Pull out each line of the data that includes the word "Handling".

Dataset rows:
::::::::

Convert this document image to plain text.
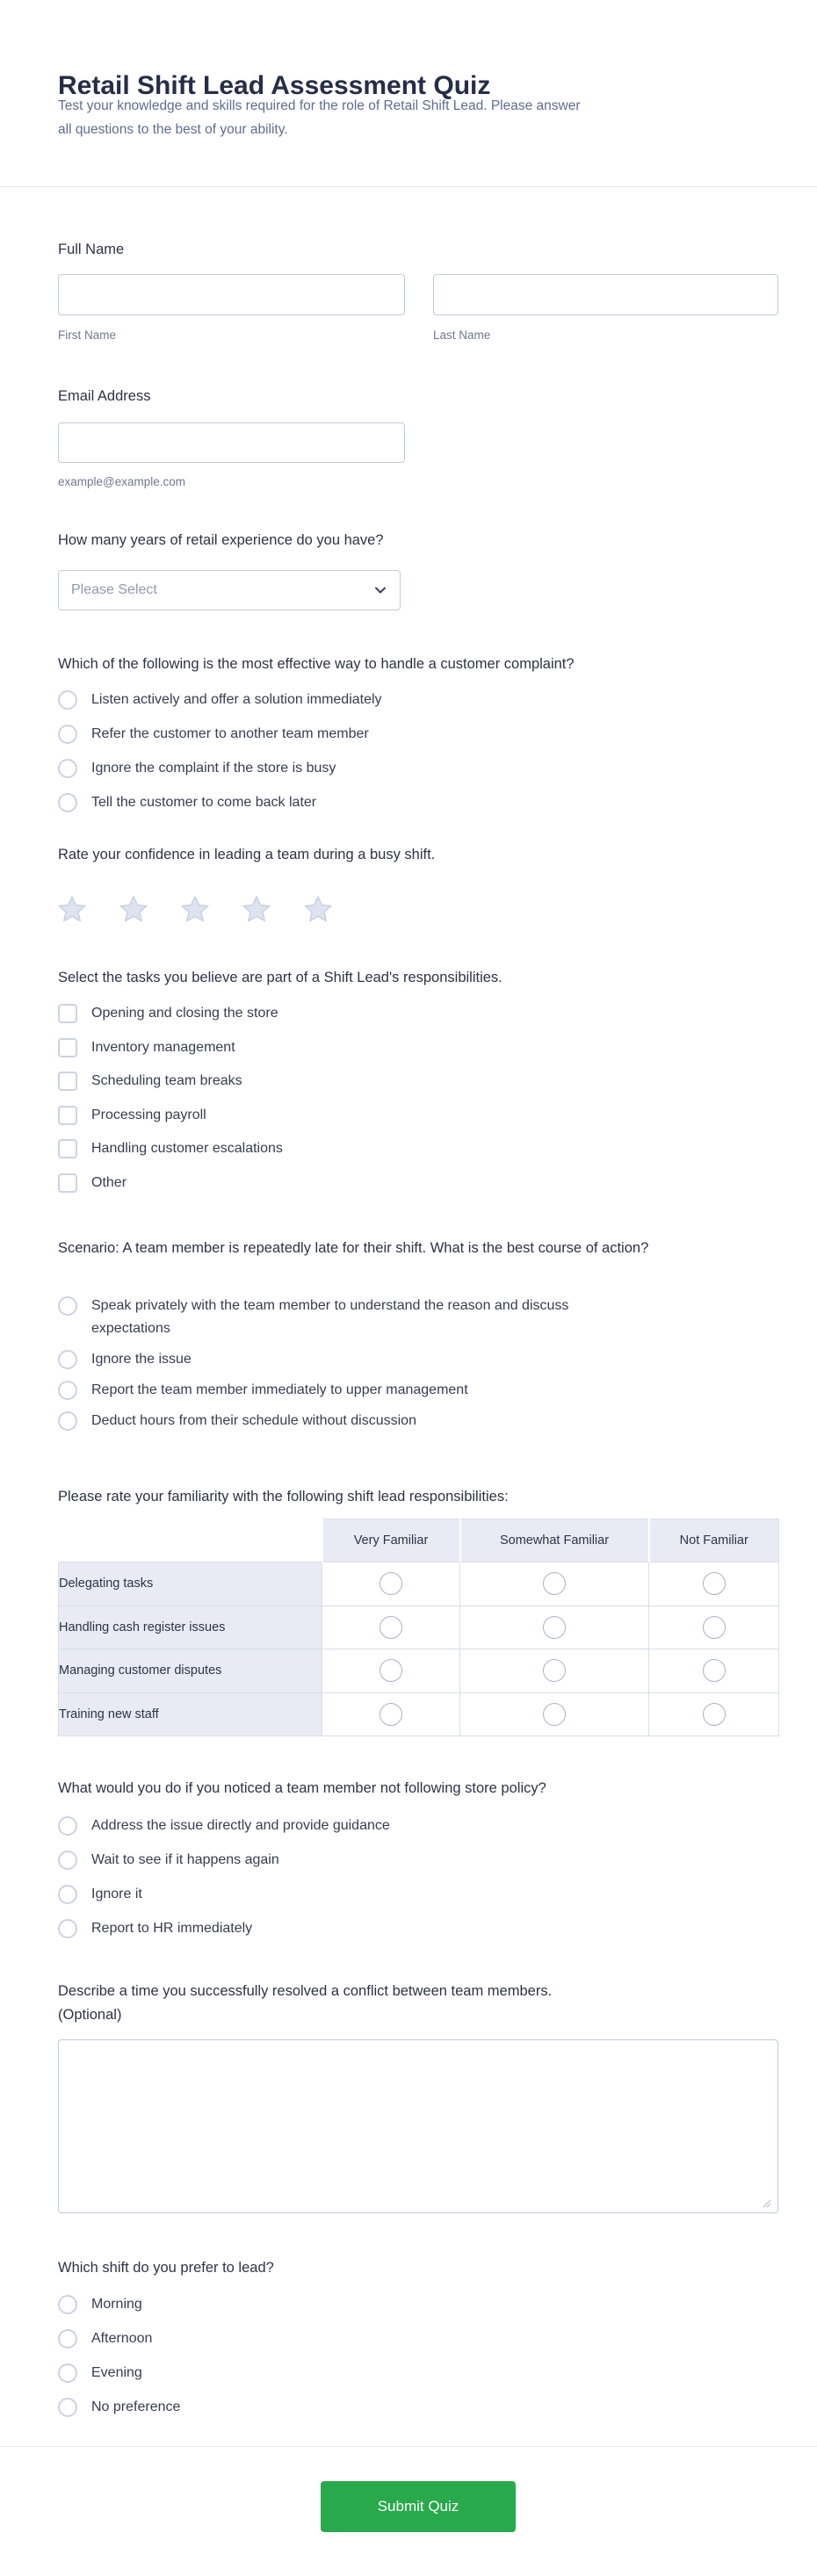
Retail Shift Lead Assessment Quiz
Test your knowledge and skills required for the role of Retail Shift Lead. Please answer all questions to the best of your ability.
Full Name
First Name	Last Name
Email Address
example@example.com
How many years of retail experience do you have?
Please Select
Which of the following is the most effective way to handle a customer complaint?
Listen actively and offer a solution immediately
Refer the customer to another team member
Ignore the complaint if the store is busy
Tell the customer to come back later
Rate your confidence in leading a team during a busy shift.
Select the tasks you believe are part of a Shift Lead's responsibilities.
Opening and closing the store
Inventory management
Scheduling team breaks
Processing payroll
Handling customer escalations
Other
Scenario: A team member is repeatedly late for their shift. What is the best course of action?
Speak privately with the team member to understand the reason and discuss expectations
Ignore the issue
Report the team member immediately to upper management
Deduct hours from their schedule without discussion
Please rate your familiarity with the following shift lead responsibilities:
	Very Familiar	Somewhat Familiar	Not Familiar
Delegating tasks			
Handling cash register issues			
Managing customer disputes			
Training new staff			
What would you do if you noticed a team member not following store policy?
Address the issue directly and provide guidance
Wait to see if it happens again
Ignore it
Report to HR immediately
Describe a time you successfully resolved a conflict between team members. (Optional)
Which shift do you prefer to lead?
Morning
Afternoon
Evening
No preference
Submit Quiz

::::::::

• [Response]
Handling customer escalations
Handling cash register issues			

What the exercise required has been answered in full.